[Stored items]
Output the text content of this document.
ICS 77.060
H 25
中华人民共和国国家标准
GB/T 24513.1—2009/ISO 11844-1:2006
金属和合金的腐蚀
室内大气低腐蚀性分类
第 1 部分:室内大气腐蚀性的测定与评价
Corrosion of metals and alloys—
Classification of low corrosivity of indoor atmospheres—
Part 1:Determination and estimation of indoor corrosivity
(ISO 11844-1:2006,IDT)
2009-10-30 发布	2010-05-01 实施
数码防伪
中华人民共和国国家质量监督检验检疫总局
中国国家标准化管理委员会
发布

**TO DO:**
Extract the whole listing, character for character.

**TASK RESPONSE:**
Output the text content of this document.
ICS 77.060
H 25
中华人民共和国国家标准
GB/T 24513.1—2009/ISO 11844-1:2006
金属和合金的腐蚀
室内大气低腐蚀性分类
第 1 部分:室内大气腐蚀性的测定与评价
Corrosion of metals and alloys—
Classification of low corrosivity of indoor atmospheres—
Part 1:Determination and estimation of indoor corrosivity
(ISO 11844-1:2006,IDT)
2009-10-30 发布	2010-05-01 实施
数码防伪
中华人民共和国国家质量监督检验检疫总局
中国国家标准化管理委员会
发布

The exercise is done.